* Exercise set:
1/ Answer these questions from the file sharing platform requirements:
(a) Which three permission roles are listed for granular control?
(b) Which cloud services are named as examples for storing files?
(c) In what two situations do users receive notifications?
2/ In the file sharing platform requirements, condense the section that begins "File Sharing" into a single sentence that keeps its main points.
3/ Reproduce the file sharing platform requirements word for word, everything from "Requirements" down to "the sharing links.".

Start Passage given

My Solution for Design a File Sharing Platform with Score: 9/10

by nectar4678

Requirements

  1. File Upload and Download:
    • Users can upload files of various types (e.g., documents, images, videos).
    • System must support uploading large files (with possible chunked upload support).
    • Users can download files that they have access to.
  2. File Sharing:
    • Users can share files by generating shareable links.
    • File owners can specify access levels for these links (e.g., view-only, edit).
    • Option to set expiration dates on the sharing links.
  3. User Permissions:
    • Granular control of file permissions (Owner, Editor, Viewer).
    • Ability to modify permissions after sharing.
    • Permissions are enforced on both file access and file actions (upload, download, delete, edit).
  4. Cloud Storage Integration:
    • Files are stored in the cloud, leveraging services like AWS S3 or Google Cloud Storage.
    • Storage should support scaling based on the number of files and storage size.
  5. Notifications:
    • Users receive notifications when:
      • A file is shared with them.
      • Permissions on a shared file are changed.

End Passage given
Start Information given

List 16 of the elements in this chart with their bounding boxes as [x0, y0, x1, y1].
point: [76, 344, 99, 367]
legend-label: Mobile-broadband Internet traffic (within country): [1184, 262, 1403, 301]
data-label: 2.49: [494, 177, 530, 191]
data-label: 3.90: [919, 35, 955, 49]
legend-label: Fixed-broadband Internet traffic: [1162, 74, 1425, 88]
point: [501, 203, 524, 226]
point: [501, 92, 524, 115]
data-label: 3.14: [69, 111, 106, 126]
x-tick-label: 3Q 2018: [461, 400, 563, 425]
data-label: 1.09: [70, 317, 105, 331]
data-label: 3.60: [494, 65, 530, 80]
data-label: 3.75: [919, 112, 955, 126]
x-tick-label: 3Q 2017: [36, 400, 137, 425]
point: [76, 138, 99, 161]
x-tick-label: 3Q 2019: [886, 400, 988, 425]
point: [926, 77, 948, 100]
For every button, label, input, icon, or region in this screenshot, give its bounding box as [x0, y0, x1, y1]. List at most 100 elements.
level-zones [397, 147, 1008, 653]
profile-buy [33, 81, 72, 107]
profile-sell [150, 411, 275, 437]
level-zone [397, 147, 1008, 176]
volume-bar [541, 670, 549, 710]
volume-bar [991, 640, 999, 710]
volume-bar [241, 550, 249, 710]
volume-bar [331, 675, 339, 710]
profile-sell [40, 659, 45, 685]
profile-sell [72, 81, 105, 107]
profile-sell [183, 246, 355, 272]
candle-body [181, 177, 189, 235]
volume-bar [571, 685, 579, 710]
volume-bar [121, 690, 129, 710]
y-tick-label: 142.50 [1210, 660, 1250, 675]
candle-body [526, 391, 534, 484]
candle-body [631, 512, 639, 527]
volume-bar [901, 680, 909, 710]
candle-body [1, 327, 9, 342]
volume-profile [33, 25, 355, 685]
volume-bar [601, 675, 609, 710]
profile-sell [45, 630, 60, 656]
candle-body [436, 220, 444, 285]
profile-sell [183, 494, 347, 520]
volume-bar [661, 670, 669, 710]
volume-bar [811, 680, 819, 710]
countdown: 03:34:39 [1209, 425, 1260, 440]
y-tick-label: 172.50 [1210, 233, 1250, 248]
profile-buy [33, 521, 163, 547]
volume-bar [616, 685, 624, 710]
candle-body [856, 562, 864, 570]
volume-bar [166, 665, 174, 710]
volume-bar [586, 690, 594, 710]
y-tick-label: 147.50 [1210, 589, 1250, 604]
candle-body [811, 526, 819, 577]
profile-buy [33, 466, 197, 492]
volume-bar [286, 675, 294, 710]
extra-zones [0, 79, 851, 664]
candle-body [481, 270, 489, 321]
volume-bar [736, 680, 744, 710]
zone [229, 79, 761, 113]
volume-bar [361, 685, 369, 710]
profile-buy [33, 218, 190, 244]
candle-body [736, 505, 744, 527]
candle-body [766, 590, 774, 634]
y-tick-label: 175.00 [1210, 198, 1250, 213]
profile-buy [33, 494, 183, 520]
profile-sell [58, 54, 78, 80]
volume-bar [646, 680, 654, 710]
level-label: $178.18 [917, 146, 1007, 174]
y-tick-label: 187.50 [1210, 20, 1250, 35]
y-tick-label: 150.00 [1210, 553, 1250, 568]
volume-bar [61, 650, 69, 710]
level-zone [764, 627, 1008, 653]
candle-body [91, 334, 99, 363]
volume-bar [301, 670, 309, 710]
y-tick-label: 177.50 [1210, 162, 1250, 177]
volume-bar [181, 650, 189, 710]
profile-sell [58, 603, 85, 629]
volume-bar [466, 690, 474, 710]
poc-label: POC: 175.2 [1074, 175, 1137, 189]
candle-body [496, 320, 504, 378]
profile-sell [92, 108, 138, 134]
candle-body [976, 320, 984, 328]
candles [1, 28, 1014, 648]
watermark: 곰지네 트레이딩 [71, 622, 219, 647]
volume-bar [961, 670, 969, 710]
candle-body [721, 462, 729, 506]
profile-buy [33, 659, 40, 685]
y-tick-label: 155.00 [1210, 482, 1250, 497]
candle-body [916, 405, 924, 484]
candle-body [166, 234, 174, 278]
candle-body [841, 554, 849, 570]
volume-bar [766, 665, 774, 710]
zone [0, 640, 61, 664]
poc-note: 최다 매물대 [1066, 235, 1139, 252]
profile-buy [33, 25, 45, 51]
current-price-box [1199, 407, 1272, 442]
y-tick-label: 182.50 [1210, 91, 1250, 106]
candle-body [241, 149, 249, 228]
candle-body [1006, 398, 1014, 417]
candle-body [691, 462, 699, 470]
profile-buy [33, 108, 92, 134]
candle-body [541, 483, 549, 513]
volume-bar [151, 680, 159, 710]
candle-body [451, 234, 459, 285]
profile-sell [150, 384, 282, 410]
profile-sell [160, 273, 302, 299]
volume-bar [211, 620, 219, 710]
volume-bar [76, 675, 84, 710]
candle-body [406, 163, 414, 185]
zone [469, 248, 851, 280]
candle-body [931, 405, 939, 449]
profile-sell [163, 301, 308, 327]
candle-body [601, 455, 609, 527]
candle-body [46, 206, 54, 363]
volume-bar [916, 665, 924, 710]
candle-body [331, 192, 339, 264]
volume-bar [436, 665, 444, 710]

End Information given

* Full solutions:
1/
(a) Owner, Editor, and Viewer.
(b) AWS S3 and Google Cloud Storage.
(c) When a file is shared with them, and when permissions on a shared file are changed.

2/ Users can share files through generated links, and file owners can set each link's access level, such as view-only or edit, and an expiration date.

3/
Requirements

  1. File Upload and Download:
    • Users can upload files of various types (e.g., documents, images, videos).
    • System must support uploading large files (with possible chunked upload support).
    • Users can download files that they have access to.
  2. File Sharing:
    • Users can share files by generating shareable links.
    • File owners can specify access levels for these links (e.g., view-only, edit).
    • Option to set expiration dates on the sharing links.